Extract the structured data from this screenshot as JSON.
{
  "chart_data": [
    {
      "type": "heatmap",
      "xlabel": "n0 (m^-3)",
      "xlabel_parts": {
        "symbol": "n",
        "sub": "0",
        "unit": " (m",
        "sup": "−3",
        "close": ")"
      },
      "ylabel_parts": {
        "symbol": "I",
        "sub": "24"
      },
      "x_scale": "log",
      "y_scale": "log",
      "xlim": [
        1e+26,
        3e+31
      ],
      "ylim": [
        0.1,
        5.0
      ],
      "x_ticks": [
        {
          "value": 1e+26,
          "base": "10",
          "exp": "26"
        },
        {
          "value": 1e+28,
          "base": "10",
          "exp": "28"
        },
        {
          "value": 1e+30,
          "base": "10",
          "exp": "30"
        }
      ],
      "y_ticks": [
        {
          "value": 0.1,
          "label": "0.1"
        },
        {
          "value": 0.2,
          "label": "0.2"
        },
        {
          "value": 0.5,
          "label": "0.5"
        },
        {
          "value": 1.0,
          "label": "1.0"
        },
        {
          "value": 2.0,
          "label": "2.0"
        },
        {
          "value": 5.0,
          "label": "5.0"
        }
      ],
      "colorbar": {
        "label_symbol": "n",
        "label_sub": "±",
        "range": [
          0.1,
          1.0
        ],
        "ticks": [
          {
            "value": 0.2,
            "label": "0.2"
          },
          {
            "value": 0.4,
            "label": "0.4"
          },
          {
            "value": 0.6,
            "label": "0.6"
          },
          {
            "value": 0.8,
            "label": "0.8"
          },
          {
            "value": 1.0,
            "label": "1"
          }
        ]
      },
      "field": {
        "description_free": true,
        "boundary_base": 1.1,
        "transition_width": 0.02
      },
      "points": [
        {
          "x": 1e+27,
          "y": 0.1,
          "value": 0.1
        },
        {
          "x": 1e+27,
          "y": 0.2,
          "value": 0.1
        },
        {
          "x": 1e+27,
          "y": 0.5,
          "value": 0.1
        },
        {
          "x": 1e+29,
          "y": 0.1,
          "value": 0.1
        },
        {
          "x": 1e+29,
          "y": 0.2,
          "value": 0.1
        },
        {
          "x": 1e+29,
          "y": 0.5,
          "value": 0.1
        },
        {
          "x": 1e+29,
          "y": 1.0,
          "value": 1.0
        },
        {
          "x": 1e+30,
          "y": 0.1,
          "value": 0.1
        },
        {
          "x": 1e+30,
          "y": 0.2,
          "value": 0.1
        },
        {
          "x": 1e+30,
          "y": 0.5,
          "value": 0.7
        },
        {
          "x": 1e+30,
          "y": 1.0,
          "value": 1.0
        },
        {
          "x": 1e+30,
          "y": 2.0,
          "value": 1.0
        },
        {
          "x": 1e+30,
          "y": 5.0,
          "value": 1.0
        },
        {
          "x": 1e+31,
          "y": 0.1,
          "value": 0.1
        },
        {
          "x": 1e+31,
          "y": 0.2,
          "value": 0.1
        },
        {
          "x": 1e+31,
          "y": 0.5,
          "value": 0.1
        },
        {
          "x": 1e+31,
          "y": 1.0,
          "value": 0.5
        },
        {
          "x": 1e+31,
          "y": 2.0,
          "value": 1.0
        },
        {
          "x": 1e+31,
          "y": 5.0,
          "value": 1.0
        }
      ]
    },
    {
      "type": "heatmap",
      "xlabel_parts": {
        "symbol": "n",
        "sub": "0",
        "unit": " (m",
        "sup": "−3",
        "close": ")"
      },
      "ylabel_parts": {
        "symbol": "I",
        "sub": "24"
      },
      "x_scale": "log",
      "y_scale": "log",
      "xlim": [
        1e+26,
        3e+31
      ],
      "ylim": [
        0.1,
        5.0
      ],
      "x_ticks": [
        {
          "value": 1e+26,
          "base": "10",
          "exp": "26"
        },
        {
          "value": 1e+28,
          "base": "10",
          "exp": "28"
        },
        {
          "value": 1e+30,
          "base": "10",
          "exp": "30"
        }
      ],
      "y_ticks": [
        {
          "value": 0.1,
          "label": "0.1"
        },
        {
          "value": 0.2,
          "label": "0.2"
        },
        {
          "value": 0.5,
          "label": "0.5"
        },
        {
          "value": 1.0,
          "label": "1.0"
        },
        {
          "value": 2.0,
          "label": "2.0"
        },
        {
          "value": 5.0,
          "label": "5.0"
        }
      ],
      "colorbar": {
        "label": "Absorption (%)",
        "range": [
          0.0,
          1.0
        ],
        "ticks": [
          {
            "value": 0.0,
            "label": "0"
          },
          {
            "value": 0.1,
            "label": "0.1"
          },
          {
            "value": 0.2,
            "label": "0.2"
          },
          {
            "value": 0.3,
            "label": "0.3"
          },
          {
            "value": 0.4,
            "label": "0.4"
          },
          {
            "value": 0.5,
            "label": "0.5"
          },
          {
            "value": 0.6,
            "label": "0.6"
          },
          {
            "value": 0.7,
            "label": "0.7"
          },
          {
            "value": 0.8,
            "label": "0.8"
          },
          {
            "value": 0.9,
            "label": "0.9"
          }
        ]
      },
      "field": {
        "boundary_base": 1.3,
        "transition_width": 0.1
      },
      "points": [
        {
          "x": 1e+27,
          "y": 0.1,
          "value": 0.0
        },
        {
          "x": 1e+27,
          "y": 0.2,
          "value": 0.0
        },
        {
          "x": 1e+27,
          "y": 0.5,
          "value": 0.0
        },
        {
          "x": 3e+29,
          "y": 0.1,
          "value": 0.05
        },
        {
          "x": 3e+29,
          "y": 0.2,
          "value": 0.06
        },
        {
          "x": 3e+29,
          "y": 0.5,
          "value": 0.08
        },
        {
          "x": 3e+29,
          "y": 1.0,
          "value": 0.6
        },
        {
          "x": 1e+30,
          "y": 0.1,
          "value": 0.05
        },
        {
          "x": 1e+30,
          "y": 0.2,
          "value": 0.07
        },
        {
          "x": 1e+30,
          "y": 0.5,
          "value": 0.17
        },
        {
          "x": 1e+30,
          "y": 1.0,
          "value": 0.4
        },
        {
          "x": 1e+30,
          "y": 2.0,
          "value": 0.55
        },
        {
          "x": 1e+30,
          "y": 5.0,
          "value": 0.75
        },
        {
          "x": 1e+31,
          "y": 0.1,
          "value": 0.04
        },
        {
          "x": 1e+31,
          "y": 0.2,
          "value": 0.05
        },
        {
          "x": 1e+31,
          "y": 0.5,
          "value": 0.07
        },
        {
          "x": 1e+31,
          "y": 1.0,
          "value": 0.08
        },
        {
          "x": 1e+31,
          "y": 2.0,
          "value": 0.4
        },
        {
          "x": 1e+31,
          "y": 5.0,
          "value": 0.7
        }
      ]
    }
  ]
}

- _EXERCISE AIM_
Restate the whole listing exactly.

- _FINISHED TASK_
Extract the structured data from this screenshot as JSON.
{
  "chart_data": [
    {
      "type": "heatmap",
      "xlabel": "n0 (m^-3)",
      "xlabel_parts": {
        "symbol": "n",
        "sub": "0",
        "unit": " (m",
        "sup": "−3",
        "close": ")"
      },
      "ylabel_parts": {
        "symbol": "I",
        "sub": "24"
      },
      "x_scale": "log",
      "y_scale": "log",
      "xlim": [
        1e+26,
        3e+31
      ],
      "ylim": [
        0.1,
        5.0
      ],
      "x_ticks": [
        {
          "value": 1e+26,
          "base": "10",
          "exp": "26"
        },
        {
          "value": 1e+28,
          "base": "10",
          "exp": "28"
        },
        {
          "value": 1e+30,
          "base": "10",
          "exp": "30"
        }
      ],
      "y_ticks": [
        {
          "value": 0.1,
          "label": "0.1"
        },
        {
          "value": 0.2,
          "label": "0.2"
        },
        {
          "value": 0.5,
          "label": "0.5"
        },
        {
          "value": 1.0,
          "label": "1.0"
        },
        {
          "value": 2.0,
          "label": "2.0"
        },
        {
          "value": 5.0,
          "label": "5.0"
        }
      ],
      "colorbar": {
        "label_symbol": "n",
        "label_sub": "±",
        "range": [
          0.1,
          1.0
        ],
        "ticks": [
          {
            "value": 0.2,
            "label": "0.2"
          },
          {
            "value": 0.4,
            "label": "0.4"
          },
          {
            "value": 0.6,
            "label": "0.6"
          },
          {
            "value": 0.8,
            "label": "0.8"
          },
          {
            "value": 1.0,
            "label": "1"
          }
        ]
      },
      "field": {
        "description_free": true,
        "boundary_base": 1.1,
        "transition_width": 0.02
      },
      "points": [
        {
          "x": 1e+27,
          "y": 0.1,
          "value": 0.1
        },
        {
          "x": 1e+27,
          "y": 0.2,
          "value": 0.1
        },
        {
          "x": 1e+27,
          "y": 0.5,
          "value": 0.1
        },
        {
          "x": 1e+29,
          "y": 0.1,
          "value": 0.1
        },
        {
          "x": 1e+29,
          "y": 0.2,
          "value": 0.1
        },
        {
          "x": 1e+29,
          "y": 0.5,
          "value": 0.1
        },
        {
          "x": 1e+29,
          "y": 1.0,
          "value": 1.0
        },
        {
          "x": 1e+30,
          "y": 0.1,
          "value": 0.1
        },
        {
          "x": 1e+30,
          "y": 0.2,
          "value": 0.1
        },
        {
          "x": 1e+30,
          "y": 0.5,
          "value": 0.7
        },
        {
          "x": 1e+30,
          "y": 1.0,
          "value": 1.0
        },
        {
          "x": 1e+30,
          "y": 2.0,
          "value": 1.0
        },
        {
          "x": 1e+30,
          "y": 5.0,
          "value": 1.0
        },
        {
          "x": 1e+31,
          "y": 0.1,
          "value": 0.1
        },
        {
          "x": 1e+31,
          "y": 0.2,
          "value": 0.1
        },
        {
          "x": 1e+31,
          "y": 0.5,
          "value": 0.1
        },
        {
          "x": 1e+31,
          "y": 1.0,
          "value": 0.5
        },
        {
          "x": 1e+31,
          "y": 2.0,
          "value": 1.0
        },
        {
          "x": 1e+31,
          "y": 5.0,
          "value": 1.0
        }
      ]
    },
    {
      "type": "heatmap",
      "xlabel_parts": {
        "symbol": "n",
        "sub": "0",
        "unit": " (m",
        "sup": "−3",
        "close": ")"
      },
      "ylabel_parts": {
        "symbol": "I",
        "sub": "24"
      },
      "x_scale": "log",
      "y_scale": "log",
      "xlim": [
        1e+26,
        3e+31
      ],
      "ylim": [
        0.1,
        5.0
      ],
      "x_ticks": [
        {
          "value": 1e+26,
          "base": "10",
          "exp": "26"
        },
        {
          "value": 1e+28,
          "base": "10",
          "exp": "28"
        },
        {
          "value": 1e+30,
          "base": "10",
          "exp": "30"
        }
      ],
      "y_ticks": [
        {
          "value": 0.1,
          "label": "0.1"
        },
        {
          "value": 0.2,
          "label": "0.2"
        },
        {
          "value": 0.5,
          "label": "0.5"
        },
        {
          "value": 1.0,
          "label": "1.0"
        },
        {
          "value": 2.0,
          "label": "2.0"
        },
        {
          "value": 5.0,
          "label": "5.0"
        }
      ],
      "colorbar": {
        "label": "Absorption (%)",
        "range": [
          0.0,
          1.0
        ],
        "ticks": [
          {
            "value": 0.0,
            "label": "0"
          },
          {
            "value": 0.1,
            "label": "0.1"
          },
          {
            "value": 0.2,
            "label": "0.2"
          },
          {
            "value": 0.3,
            "label": "0.3"
          },
          {
            "value": 0.4,
            "label": "0.4"
          },
          {
            "value": 0.5,
            "label": "0.5"
          },
          {
            "value": 0.6,
            "label": "0.6"
          },
          {
            "value": 0.7,
            "label": "0.7"
          },
          {
            "value": 0.8,
            "label": "0.8"
          },
          {
            "value": 0.9,
            "label": "0.9"
          }
        ]
      },
      "field": {
        "boundary_base": 1.3,
        "transition_width": 0.1
      },
      "points": [
        {
          "x": 1e+27,
          "y": 0.1,
          "value": 0.0
        },
        {
          "x": 1e+27,
          "y": 0.2,
          "value": 0.0
        },
        {
          "x": 1e+27,
          "y": 0.5,
          "value": 0.0
        },
        {
          "x": 3e+29,
          "y": 0.1,
          "value": 0.05
        },
        {
          "x": 3e+29,
          "y": 0.2,
          "value": 0.06
        },
        {
          "x": 3e+29,
          "y": 0.5,
          "value": 0.08
        },
        {
          "x": 3e+29,
          "y": 1.0,
          "value": 0.6
        },
        {
          "x": 1e+30,
          "y": 0.1,
          "value": 0.05
        },
        {
          "x": 1e+30,
          "y": 0.2,
          "value": 0.07
        },
        {
          "x": 1e+30,
          "y": 0.5,
          "value": 0.17
        },
        {
          "x": 1e+30,
          "y": 1.0,
          "value": 0.4
        },
        {
          "x": 1e+30,
          "y": 2.0,
          "value": 0.55
        },
        {
          "x": 1e+30,
          "y": 5.0,
          "value": 0.75
        },
        {
          "x": 1e+31,
          "y": 0.1,
          "value": 0.04
        },
        {
          "x": 1e+31,
          "y": 0.2,
          "value": 0.05
        },
        {
          "x": 1e+31,
          "y": 0.5,
          "value": 0.07
        },
        {
          "x": 1e+31,
          "y": 1.0,
          "value": 0.08
        },
        {
          "x": 1e+31,
          "y": 2.0,
          "value": 0.4
        },
        {
          "x": 1e+31,
          "y": 5.0,
          "value": 0.7
        }
      ]
    }
  ]
}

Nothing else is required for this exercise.